# Stated exercise
Repeat each entry exactly and drop the pictures.

# Supplied material
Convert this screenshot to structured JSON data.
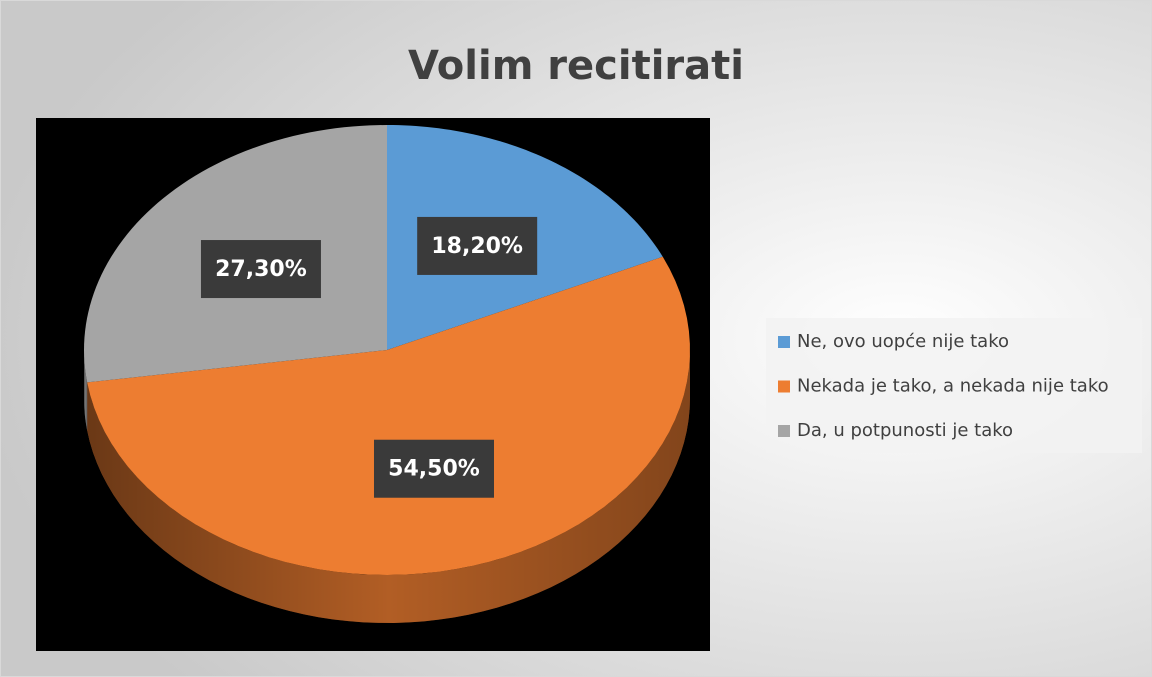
{
  "chart_data": {
    "type": "pie",
    "title": "Volim recitirati",
    "categories": [
      "Ne, ovo uopće nije tako",
      "Nekada je tako, a nekada nije tako",
      "Da, u potpunosti je tako"
    ],
    "values": [
      18.2,
      54.5,
      27.3
    ],
    "value_labels": [
      "18,20%",
      "54,50%",
      "27,30%"
    ],
    "colors": [
      "#5b9bd5",
      "#ed7d31",
      "#a5a5a5"
    ],
    "legend": "right"
  }
}
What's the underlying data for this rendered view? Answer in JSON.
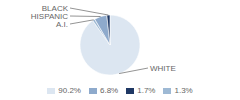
{
  "chart_data": {
    "type": "pie",
    "categories": [
      "WHITE",
      "A.I.",
      "HISPANIC",
      "BLACK"
    ],
    "values": [
      90.2,
      1.3,
      6.8,
      1.7
    ],
    "colors": [
      "#dce6f1",
      "#9eb9d4",
      "#8eaacc",
      "#1f3864"
    ],
    "legend": "bottom",
    "legend_items": [
      {
        "label": "90.2%",
        "value": 90.2,
        "color": "#dce6f1"
      },
      {
        "label": "6.8%",
        "value": 6.8,
        "color": "#8eaacc"
      },
      {
        "label": "1.7%",
        "value": 1.7,
        "color": "#1f3864"
      },
      {
        "label": "1.3%",
        "value": 1.3,
        "color": "#9eb9d4"
      }
    ]
  }
}
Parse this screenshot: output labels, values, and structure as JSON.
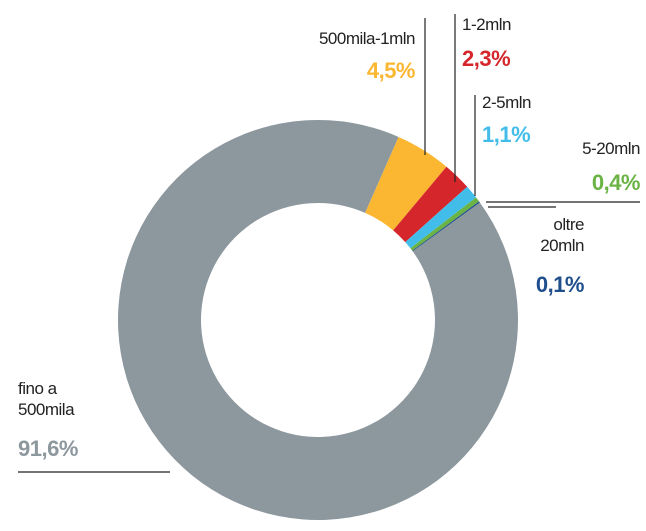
{
  "chart_data": {
    "type": "donut",
    "categories": [
      "fino a 500mila",
      "500mila-1mln",
      "1-2mln",
      "2-5mln",
      "5-20mln",
      "oltre 20mln"
    ],
    "values": [
      91.6,
      4.5,
      2.3,
      1.1,
      0.4,
      0.1
    ],
    "value_labels": [
      "91,6%",
      "4,5%",
      "2,3%",
      "1,1%",
      "0,4%",
      "0,1%"
    ],
    "colors": [
      "#8c979e",
      "#fbb731",
      "#d4262b",
      "#42bdea",
      "#6ab344",
      "#1f4e8c"
    ]
  }
}
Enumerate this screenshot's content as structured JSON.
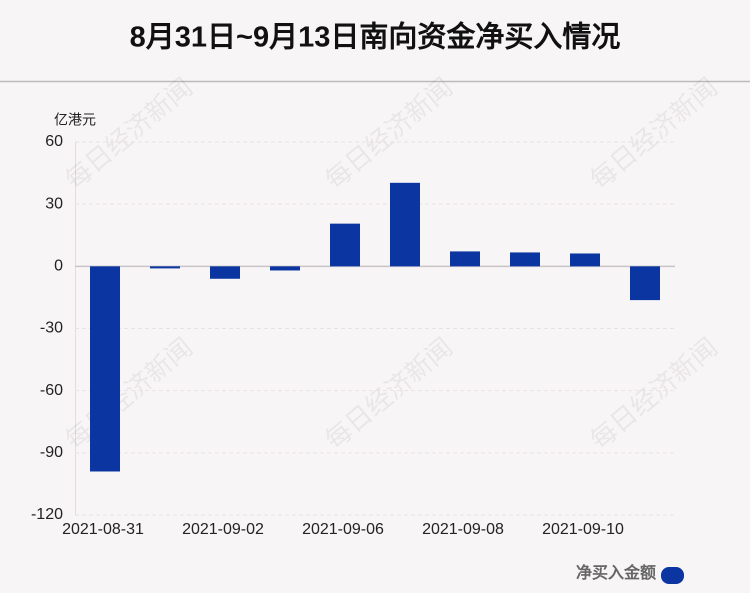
{
  "chart_data": {
    "type": "bar",
    "title": "8月31日~9月13日南向资金净买入情况",
    "y_unit_label": "亿港元",
    "watermark": "每日经济新闻",
    "categories": [
      "2021-08-31",
      null,
      "2021-09-02",
      null,
      "2021-09-06",
      null,
      "2021-09-08",
      null,
      "2021-09-10",
      null
    ],
    "series": [
      {
        "name": "净买入金额",
        "color": "#0b35a0",
        "values": [
          -99,
          -1,
          -6,
          -2,
          20.6,
          40.3,
          7.2,
          6.7,
          6.2,
          -16.3
        ]
      }
    ],
    "ylim": [
      -120,
      60
    ],
    "yticks": [
      -120,
      -90,
      -60,
      -30,
      0,
      30,
      60
    ],
    "grid": true,
    "legend": "bottom-right"
  }
}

# The result
Convert this screenshot to structured JSON data.
{
  "chart_data": {
    "type": "pie",
    "title": "Volim recitirati",
    "categories": [
      "Ne, ovo uopće nije tako",
      "Nekada je tako, a nekada nije tako",
      "Da, u potpunosti je tako"
    ],
    "values": [
      18.2,
      54.5,
      27.3
    ],
    "value_labels": [
      "18,20%",
      "54,50%",
      "27,30%"
    ],
    "colors": [
      "#5b9bd5",
      "#ed7d31",
      "#a5a5a5"
    ],
    "legend": "right"
  }
}
What's the underlying data for this rendered view? Answer in JSON.
{
  "chart_data": {
    "type": "pie",
    "categories": [
      "WHITE",
      "A.I.",
      "HISPANIC",
      "BLACK"
    ],
    "values": [
      90.2,
      1.3,
      6.8,
      1.7
    ],
    "colors": [
      "#dce6f1",
      "#9eb9d4",
      "#8eaacc",
      "#1f3864"
    ],
    "legend": "bottom",
    "legend_items": [
      {
        "label": "90.2%",
        "value": 90.2,
        "color": "#dce6f1"
      },
      {
        "label": "6.8%",
        "value": 6.8,
        "color": "#8eaacc"
      },
      {
        "label": "1.7%",
        "value": 1.7,
        "color": "#1f3864"
      },
      {
        "label": "1.3%",
        "value": 1.3,
        "color": "#9eb9d4"
      }
    ]
  }
}
Parse this screenshot: output labels, values, and structure as JSON.
{
  "chart_data": {
    "type": "donut",
    "categories": [
      "fino a 500mila",
      "500mila-1mln",
      "1-2mln",
      "2-5mln",
      "5-20mln",
      "oltre 20mln"
    ],
    "values": [
      91.6,
      4.5,
      2.3,
      1.1,
      0.4,
      0.1
    ],
    "value_labels": [
      "91,6%",
      "4,5%",
      "2,3%",
      "1,1%",
      "0,4%",
      "0,1%"
    ],
    "colors": [
      "#8c979e",
      "#fbb731",
      "#d4262b",
      "#42bdea",
      "#6ab344",
      "#1f4e8c"
    ]
  }
}
Enumerate this screenshot's content as structured JSON.
{
  "chart_data": {
    "type": "bar",
    "title": "8月31日~9月13日南向资金净买入情况",
    "y_unit_label": "亿港元",
    "watermark": "每日经济新闻",
    "categories": [
      "2021-08-31",
      null,
      "2021-09-02",
      null,
      "2021-09-06",
      null,
      "2021-09-08",
      null,
      "2021-09-10",
      null
    ],
    "series": [
      {
        "name": "净买入金额",
        "color": "#0b35a0",
        "values": [
          -99,
          -1,
          -6,
          -2,
          20.6,
          40.3,
          7.2,
          6.7,
          6.2,
          -16.3
        ]
      }
    ],
    "ylim": [
      -120,
      60
    ],
    "yticks": [
      -120,
      -90,
      -60,
      -30,
      0,
      30,
      60
    ],
    "grid": true,
    "legend": "bottom-right"
  }
}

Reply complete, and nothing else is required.